** start Text segment **
Union organizer Prouty finds home at MLBPA

Michael Weiner and David Prouty met in 1983 on the campus of Harvard Law School and got to know each other while sitting in a class on labor law, the one elective that first-year students were allowed to take.

But it wasn’t just through that labor law class, taught by former U.S. Solicitor General and Watergate special prosecutor Archibald Cox, that the two spent time together. At Harvard, the roughly 500 first-year students are divided into four sections of about 125 students each. Weiner and Prouty ended up in the same section, so they proceeded to take all their required courses together — and a friendship grew.

David Prouty became only the fourth general counsel in the MLBPA’s history earlier this year.
Photo: GETTY IMAGES
“There were not that many people who were pro-labor and kind of liberal in their views, so at Harvard Law School, we kind of gravitated towards each other,” Prouty said.

Weiner remembers that he and Prouty, in addition to sharing an interest in labor law, had another thing in common: a love of baseball. “I remember Dave, starting our first year, would arrange to get a bunch of tickets for Opening Day at Fenway Park, and we all went,” Weiner said. “That was back when you could get bleacher seats at Fenway Park for $3.”

While the two friends took different paths after law school — Weiner representing the interests of professional athletes who are paid millions, Prouty working for a union that represents garment workers — it was baseball that ultimately brought them back together decades later.

Earlier this year, Weiner, executive director of the MLB Players Association, announced that Prouty had been named general counsel of the MLBPA, making Prouty just the fourth person in the union’s 47-year history to hold that title (see box).

The promotion came five years after Prouty joined the MLBPA. Before coming to the players union, he’d been general counsel of Unite Here, a union that represents hundreds of thousands of low-wage employees, including hotel, restaurant and garment industry workers across the country.

David Prouty
Title: General counsel
Organization: MLB Players Association
Age: 54
Education: A.B., Bowdoin College (1980); J.D., Harvard Law School (1986)
** end Text segment **
◆ Short task 1 ◆
In the Prouty article, who taught the labor law class that Weiner and Prouty took at Harvard?
◆ Short task 2 ◆
Copy the Prouty article word for word from "Michael Weiner and" to "earlier this year.".
** start Provided data **
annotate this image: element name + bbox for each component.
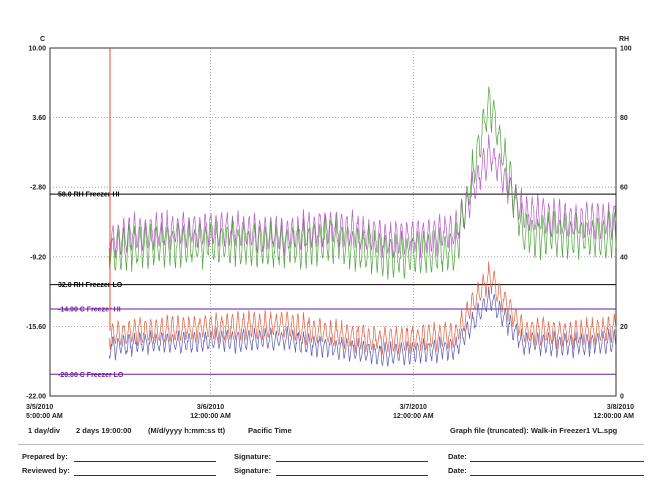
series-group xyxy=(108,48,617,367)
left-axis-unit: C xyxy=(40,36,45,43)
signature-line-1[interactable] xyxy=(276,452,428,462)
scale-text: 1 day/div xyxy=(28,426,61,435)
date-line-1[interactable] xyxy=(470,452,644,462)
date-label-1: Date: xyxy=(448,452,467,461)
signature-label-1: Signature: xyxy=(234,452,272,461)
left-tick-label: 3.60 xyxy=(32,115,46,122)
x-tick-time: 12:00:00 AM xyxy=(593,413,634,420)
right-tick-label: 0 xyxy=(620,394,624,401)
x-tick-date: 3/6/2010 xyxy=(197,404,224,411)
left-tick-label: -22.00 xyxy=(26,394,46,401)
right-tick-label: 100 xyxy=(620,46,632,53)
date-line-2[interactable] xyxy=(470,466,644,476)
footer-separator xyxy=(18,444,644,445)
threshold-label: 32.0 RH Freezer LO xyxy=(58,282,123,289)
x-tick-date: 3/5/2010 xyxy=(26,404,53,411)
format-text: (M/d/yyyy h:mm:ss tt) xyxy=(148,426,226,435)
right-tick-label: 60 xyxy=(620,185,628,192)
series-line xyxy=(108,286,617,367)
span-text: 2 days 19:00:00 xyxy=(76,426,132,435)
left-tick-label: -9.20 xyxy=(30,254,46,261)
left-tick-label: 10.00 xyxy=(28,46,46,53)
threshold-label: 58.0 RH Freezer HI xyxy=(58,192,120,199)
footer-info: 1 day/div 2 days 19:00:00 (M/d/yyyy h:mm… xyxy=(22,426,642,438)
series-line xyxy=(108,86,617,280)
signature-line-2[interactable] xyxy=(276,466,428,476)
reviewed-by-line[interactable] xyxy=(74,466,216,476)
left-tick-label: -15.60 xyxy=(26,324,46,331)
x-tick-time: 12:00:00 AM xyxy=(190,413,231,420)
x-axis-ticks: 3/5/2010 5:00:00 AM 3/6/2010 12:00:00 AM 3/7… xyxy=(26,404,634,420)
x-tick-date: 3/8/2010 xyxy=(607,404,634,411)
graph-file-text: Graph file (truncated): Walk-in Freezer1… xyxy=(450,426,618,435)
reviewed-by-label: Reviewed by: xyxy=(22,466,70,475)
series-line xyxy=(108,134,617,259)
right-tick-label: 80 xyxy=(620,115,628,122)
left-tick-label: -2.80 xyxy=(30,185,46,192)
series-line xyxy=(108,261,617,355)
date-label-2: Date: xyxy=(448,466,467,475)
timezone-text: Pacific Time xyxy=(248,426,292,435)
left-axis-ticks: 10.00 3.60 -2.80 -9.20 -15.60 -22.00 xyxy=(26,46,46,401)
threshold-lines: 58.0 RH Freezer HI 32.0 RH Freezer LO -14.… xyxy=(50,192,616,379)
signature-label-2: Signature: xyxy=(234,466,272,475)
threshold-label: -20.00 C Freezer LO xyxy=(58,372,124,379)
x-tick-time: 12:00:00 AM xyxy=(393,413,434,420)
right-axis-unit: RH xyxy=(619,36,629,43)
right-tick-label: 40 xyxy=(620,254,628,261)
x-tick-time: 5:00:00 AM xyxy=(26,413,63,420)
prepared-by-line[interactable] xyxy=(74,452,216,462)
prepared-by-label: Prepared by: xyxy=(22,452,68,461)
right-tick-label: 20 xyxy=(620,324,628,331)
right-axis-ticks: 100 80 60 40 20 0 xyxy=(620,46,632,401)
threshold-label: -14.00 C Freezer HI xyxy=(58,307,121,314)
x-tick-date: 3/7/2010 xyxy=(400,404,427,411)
** end Provided data **
** start Provided data **
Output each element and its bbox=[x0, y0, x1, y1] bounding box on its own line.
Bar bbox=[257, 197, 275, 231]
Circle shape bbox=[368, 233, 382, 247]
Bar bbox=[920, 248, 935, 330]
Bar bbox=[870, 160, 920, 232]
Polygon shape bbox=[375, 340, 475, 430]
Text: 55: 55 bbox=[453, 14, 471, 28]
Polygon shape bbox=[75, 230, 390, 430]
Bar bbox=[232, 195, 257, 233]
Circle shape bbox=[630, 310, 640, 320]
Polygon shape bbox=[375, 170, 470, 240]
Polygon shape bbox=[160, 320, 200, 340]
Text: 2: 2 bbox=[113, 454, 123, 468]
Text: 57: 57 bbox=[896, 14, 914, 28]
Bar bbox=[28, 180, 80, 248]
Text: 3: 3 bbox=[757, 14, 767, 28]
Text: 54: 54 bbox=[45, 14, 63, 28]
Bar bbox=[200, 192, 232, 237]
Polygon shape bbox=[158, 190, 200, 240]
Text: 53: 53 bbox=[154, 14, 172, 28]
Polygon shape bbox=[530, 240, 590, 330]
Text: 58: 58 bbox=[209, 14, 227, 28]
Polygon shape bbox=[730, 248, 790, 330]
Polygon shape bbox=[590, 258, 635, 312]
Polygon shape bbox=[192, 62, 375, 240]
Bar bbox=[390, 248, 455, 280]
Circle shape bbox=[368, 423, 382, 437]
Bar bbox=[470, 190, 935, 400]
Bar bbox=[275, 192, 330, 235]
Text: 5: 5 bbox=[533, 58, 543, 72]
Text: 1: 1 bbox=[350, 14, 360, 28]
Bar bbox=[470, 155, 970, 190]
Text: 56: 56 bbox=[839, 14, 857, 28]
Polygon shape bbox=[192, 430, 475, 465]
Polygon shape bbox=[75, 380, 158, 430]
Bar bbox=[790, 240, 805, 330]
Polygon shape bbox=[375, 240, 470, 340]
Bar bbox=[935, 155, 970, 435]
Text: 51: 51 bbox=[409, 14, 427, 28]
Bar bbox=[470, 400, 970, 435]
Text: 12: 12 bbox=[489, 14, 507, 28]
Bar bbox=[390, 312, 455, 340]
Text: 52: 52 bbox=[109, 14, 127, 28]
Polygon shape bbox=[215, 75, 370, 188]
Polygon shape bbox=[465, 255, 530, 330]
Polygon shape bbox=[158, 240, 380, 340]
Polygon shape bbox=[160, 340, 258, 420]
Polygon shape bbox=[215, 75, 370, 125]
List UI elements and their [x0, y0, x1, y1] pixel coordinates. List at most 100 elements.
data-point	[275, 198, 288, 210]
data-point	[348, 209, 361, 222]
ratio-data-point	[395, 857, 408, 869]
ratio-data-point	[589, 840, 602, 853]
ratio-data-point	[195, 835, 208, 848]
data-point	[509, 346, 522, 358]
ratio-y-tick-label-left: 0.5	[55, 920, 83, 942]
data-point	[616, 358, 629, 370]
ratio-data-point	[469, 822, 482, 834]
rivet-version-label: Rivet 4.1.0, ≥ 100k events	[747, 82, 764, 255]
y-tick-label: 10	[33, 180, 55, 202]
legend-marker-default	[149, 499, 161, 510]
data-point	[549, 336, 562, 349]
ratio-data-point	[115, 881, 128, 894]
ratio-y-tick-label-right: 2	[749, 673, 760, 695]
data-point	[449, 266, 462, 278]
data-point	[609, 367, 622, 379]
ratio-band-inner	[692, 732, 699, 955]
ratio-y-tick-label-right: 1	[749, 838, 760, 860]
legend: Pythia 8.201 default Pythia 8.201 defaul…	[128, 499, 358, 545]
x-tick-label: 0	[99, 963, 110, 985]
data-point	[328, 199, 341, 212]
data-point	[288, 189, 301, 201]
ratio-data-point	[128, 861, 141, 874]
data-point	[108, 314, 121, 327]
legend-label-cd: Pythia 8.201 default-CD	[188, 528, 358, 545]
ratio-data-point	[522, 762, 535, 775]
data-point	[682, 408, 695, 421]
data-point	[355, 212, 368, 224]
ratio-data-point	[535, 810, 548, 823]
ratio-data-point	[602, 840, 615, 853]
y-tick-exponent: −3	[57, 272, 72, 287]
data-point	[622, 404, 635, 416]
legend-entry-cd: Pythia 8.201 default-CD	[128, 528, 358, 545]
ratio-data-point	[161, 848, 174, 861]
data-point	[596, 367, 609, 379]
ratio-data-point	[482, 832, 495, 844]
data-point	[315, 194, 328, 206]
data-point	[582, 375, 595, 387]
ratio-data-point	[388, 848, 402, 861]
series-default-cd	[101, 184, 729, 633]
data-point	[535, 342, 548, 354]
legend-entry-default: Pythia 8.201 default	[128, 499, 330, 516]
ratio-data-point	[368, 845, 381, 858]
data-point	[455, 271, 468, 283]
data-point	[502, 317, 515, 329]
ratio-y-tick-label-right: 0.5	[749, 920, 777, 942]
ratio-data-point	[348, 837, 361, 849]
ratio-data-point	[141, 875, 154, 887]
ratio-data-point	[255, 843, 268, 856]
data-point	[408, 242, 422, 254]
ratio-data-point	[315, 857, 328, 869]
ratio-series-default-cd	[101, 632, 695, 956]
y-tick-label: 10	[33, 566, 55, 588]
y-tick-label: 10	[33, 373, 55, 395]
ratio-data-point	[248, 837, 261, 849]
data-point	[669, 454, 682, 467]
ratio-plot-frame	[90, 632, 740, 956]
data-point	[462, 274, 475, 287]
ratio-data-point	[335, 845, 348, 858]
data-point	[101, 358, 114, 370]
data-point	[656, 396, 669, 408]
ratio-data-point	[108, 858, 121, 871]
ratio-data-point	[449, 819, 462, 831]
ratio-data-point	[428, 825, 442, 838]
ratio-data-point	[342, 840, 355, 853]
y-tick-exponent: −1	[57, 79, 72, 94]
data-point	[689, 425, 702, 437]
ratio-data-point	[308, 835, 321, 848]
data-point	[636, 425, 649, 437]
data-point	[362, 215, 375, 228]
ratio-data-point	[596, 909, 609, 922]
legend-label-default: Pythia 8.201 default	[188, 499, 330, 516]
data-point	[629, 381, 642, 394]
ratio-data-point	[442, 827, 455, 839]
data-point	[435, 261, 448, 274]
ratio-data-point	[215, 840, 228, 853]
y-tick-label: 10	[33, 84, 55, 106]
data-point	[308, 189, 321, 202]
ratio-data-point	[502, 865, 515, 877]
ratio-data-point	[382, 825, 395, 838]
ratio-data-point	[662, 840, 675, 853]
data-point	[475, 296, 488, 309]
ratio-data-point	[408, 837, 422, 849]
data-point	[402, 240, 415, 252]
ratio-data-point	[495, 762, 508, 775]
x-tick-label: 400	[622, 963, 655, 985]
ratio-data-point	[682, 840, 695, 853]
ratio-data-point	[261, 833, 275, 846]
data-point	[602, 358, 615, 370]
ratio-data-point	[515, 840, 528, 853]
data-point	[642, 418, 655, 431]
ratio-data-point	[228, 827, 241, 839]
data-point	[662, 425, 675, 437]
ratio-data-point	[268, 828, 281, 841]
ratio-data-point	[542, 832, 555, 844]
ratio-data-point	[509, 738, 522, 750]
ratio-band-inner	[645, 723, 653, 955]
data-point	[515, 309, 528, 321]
** end Provided data **
** start Provided data **
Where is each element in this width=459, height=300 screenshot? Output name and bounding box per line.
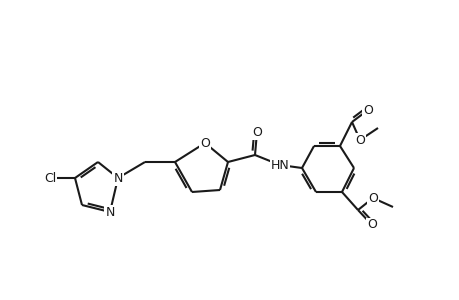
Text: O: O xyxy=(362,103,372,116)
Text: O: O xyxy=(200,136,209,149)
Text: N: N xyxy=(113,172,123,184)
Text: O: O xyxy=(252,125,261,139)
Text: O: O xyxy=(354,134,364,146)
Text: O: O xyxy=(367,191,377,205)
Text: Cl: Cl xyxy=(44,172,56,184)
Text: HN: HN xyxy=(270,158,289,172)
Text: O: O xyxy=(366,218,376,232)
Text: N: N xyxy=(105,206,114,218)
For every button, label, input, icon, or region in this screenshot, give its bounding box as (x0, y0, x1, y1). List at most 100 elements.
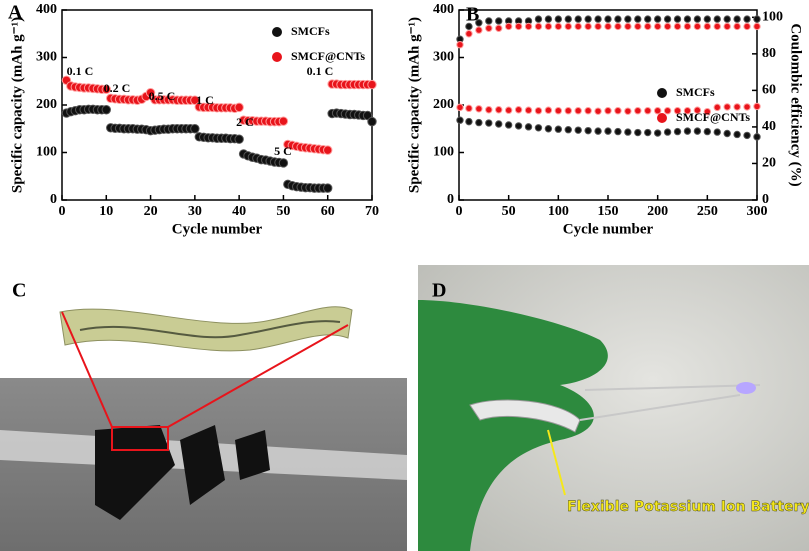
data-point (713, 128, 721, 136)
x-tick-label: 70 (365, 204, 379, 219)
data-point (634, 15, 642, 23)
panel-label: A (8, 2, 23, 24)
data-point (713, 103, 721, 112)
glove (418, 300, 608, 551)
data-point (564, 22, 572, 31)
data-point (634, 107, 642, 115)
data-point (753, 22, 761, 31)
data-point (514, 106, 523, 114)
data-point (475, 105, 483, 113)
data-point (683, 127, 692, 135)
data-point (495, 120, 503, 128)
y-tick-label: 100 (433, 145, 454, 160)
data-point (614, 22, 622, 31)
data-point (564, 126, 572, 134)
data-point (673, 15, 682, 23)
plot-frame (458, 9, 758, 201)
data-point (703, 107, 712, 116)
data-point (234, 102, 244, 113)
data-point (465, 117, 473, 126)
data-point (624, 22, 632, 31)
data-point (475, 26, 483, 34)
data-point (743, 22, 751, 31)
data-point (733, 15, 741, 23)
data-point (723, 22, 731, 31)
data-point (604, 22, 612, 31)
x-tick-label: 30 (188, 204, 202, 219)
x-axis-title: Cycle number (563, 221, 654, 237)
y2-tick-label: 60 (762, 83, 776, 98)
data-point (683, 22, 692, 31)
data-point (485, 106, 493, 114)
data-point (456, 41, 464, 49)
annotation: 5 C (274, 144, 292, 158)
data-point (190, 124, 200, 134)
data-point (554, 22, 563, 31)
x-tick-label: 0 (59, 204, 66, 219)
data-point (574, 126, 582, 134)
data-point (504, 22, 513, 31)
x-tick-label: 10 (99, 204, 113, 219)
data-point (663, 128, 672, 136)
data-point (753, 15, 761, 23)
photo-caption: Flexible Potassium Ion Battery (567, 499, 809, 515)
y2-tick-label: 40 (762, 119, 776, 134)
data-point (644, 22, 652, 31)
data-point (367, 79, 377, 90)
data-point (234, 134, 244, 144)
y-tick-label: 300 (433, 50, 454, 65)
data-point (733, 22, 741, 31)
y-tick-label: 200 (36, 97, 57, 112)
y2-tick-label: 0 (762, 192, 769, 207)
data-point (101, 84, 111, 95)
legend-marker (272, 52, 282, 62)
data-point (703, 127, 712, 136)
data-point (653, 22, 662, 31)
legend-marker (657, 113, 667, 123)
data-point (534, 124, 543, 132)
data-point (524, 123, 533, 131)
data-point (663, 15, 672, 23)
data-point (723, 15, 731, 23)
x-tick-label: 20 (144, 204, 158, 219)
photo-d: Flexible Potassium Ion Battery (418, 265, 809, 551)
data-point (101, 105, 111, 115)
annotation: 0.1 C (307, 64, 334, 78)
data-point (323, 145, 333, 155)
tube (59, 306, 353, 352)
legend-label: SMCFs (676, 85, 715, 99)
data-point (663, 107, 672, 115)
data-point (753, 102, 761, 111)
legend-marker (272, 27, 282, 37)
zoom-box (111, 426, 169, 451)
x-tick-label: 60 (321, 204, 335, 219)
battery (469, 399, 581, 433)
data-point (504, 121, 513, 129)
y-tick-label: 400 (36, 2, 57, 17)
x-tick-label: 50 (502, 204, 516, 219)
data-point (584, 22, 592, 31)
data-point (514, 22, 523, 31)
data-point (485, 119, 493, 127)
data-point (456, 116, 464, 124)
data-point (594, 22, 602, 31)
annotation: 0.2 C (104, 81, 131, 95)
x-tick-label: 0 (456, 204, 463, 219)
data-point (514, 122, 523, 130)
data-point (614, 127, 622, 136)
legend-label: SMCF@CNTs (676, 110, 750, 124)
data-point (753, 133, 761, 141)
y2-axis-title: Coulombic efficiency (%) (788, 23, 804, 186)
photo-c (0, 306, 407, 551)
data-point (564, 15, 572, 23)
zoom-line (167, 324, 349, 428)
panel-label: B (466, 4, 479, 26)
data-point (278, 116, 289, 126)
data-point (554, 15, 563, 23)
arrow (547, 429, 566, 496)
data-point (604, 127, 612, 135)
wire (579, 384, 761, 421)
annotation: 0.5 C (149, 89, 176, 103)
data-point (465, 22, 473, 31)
** end Provided data **
◆ Exercise solution 1 ◆
Archibald Cox, the former U.S. Solicitor General and Watergate special prosecutor.

◆ Exercise solution 2 ◆
Michael Weiner and David Prouty met in 1983 on the campus of Harvard Law School and got to know each other while sitting in a class on labor law, the one elective that first-year students were allowed to take.

But it wasn’t just through that labor law class, taught by former U.S. Solicitor General and Watergate special prosecutor Archibald Cox, that the two spent time together. At Harvard, the roughly 500 first-year students are divided into four sections of about 125 students each. Weiner and Prouty ended up in the same section, so they proceeded to take all their required courses together — and a friendship grew.

David Prouty became only the fourth general counsel in the MLBPA’s history earlier this year.